* **SET TASK**
In the records below, locate the line containing "OCR this image.", then output that line and all later lines exactly, through the last one.

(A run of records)
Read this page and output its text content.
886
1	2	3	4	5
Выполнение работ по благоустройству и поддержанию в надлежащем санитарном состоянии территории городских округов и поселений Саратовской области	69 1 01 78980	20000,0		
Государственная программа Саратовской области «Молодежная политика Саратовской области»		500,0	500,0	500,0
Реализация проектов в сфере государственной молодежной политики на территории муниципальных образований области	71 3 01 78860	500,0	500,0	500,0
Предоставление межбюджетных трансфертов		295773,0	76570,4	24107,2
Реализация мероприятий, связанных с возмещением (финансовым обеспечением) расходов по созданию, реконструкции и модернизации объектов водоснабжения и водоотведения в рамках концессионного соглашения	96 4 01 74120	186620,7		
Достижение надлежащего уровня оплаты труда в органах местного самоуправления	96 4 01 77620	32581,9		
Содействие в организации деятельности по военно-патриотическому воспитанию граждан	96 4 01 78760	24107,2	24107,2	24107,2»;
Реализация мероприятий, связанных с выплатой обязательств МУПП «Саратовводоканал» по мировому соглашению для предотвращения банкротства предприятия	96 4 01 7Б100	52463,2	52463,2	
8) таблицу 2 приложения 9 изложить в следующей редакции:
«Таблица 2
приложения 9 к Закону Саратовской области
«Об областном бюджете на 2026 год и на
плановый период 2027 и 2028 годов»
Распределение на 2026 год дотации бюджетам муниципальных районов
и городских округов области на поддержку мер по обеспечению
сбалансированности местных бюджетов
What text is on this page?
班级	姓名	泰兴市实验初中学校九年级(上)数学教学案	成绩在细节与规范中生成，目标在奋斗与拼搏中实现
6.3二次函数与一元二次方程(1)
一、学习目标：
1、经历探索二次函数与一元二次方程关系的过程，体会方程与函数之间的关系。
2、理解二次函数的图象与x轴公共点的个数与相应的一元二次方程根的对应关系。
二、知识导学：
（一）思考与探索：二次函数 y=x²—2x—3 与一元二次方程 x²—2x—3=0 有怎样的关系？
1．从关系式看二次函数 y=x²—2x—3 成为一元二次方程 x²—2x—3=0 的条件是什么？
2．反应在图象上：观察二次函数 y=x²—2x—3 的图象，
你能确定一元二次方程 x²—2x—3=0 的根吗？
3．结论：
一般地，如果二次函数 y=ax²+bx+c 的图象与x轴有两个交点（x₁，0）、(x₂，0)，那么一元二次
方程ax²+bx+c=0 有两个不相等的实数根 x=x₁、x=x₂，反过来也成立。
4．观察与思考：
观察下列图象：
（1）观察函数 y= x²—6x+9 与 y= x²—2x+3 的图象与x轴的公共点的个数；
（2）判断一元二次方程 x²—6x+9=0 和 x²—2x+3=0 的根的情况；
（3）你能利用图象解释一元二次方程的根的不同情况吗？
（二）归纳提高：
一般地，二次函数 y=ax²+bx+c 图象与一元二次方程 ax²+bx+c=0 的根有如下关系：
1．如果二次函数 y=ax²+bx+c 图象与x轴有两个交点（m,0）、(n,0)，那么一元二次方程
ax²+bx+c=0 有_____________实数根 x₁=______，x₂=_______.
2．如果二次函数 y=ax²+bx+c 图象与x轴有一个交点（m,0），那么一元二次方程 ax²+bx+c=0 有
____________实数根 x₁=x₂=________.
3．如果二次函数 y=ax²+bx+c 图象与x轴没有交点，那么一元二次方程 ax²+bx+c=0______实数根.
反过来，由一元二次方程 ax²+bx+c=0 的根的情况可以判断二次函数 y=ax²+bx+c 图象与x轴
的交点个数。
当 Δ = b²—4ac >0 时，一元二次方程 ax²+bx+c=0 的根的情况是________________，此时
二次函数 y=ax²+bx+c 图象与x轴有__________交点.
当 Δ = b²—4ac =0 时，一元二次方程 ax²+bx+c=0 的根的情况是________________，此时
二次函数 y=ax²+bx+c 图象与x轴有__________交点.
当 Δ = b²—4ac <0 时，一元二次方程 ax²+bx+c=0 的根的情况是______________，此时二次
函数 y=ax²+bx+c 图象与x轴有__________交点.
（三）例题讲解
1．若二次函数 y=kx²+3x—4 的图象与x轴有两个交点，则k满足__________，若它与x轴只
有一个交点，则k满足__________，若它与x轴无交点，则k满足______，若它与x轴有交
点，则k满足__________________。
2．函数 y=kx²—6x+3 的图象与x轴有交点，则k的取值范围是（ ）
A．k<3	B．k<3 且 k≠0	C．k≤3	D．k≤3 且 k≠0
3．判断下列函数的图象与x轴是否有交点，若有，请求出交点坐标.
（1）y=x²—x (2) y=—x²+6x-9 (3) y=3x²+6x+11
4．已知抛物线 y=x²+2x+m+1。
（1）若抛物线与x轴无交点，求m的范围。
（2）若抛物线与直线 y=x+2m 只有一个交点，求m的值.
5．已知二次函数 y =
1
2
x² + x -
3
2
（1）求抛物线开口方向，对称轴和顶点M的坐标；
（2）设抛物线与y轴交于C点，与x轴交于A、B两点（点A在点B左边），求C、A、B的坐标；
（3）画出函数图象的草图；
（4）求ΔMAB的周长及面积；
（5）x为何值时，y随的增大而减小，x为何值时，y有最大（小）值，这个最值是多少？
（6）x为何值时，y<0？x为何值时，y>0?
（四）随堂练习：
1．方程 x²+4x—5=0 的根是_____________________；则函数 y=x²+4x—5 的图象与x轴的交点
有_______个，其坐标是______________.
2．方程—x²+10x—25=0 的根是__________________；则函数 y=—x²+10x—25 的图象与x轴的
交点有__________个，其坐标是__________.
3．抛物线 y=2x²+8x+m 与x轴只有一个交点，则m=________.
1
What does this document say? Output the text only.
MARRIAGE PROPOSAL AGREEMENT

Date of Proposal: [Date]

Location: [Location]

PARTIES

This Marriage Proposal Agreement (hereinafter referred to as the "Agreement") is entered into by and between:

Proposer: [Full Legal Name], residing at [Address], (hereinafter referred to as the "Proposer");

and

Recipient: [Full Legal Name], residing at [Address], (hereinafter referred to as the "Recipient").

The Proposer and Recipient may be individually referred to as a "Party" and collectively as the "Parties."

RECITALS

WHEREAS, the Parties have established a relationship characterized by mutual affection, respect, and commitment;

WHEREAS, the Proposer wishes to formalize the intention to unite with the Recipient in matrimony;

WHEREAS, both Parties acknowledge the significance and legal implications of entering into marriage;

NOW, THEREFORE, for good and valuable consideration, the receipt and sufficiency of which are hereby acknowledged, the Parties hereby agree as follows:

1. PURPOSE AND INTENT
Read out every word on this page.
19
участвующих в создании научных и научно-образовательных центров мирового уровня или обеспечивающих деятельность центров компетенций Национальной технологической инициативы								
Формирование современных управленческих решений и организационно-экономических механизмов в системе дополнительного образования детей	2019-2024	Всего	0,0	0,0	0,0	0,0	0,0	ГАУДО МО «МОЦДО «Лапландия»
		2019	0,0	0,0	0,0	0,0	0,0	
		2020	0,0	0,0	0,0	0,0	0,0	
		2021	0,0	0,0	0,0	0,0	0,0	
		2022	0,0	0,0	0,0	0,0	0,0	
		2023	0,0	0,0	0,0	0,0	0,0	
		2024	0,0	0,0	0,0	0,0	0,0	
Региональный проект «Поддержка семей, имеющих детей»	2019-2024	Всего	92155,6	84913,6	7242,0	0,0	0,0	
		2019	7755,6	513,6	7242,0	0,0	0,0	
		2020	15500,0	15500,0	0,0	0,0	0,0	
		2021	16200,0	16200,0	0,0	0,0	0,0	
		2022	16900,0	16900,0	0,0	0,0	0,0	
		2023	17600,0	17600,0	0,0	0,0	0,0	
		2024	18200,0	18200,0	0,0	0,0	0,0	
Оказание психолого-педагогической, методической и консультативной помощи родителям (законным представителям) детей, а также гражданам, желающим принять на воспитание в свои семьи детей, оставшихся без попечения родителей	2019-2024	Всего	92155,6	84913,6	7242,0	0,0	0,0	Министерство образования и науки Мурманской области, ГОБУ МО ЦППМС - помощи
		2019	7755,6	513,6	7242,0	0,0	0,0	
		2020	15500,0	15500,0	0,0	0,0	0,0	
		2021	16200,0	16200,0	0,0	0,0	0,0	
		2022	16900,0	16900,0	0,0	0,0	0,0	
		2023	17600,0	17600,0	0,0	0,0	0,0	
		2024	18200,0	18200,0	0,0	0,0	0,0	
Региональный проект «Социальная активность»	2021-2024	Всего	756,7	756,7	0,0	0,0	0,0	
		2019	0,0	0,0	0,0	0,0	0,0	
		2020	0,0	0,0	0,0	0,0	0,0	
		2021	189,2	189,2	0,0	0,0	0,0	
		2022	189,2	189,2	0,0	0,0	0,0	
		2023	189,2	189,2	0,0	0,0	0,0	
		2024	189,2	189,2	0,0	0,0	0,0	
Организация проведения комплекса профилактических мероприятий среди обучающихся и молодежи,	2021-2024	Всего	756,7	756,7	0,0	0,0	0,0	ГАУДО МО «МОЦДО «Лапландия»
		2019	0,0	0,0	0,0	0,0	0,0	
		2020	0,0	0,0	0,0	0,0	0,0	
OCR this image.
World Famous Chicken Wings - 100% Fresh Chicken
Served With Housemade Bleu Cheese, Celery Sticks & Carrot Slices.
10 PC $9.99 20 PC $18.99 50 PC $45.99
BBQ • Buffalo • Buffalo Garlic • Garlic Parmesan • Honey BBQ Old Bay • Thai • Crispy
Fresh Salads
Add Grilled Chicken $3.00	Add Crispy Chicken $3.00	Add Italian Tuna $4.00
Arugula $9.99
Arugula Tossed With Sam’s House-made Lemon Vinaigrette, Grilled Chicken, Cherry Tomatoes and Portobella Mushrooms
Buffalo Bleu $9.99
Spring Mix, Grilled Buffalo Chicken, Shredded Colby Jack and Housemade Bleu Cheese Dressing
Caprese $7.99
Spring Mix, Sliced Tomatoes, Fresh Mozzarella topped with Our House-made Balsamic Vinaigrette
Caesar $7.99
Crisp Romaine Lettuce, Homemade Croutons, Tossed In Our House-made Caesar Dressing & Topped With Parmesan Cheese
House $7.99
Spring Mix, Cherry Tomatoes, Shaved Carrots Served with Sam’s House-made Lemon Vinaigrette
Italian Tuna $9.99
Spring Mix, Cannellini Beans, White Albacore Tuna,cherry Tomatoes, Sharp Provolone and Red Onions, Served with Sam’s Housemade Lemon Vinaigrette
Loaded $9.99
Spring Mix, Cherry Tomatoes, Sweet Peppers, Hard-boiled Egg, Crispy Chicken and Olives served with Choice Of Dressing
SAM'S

* **TASK RESPONSE**
OCR this image.
World Famous Chicken Wings - 100% Fresh Chicken
Served With Housemade Bleu Cheese, Celery Sticks & Carrot Slices.
10 PC $9.99 20 PC $18.99 50 PC $45.99
BBQ • Buffalo • Buffalo Garlic • Garlic Parmesan • Honey BBQ Old Bay • Thai • Crispy
Fresh Salads
Add Grilled Chicken $3.00	Add Crispy Chicken $3.00	Add Italian Tuna $4.00
Arugula $9.99
Arugula Tossed With Sam’s House-made Lemon Vinaigrette, Grilled Chicken, Cherry Tomatoes and Portobella Mushrooms
Buffalo Bleu $9.99
Spring Mix, Grilled Buffalo Chicken, Shredded Colby Jack and Housemade Bleu Cheese Dressing
Caprese $7.99
Spring Mix, Sliced Tomatoes, Fresh Mozzarella topped with Our House-made Balsamic Vinaigrette
Caesar $7.99
Crisp Romaine Lettuce, Homemade Croutons, Tossed In Our House-made Caesar Dressing & Topped With Parmesan Cheese
House $7.99
Spring Mix, Cherry Tomatoes, Shaved Carrots Served with Sam’s House-made Lemon Vinaigrette
Italian Tuna $9.99
Spring Mix, Cannellini Beans, White Albacore Tuna,cherry Tomatoes, Sharp Provolone and Red Onions, Served with Sam’s Housemade Lemon Vinaigrette
Loaded $9.99
Spring Mix, Cherry Tomatoes, Sweet Peppers, Hard-boiled Egg, Crispy Chicken and Olives served with Choice Of Dressing
SAM'S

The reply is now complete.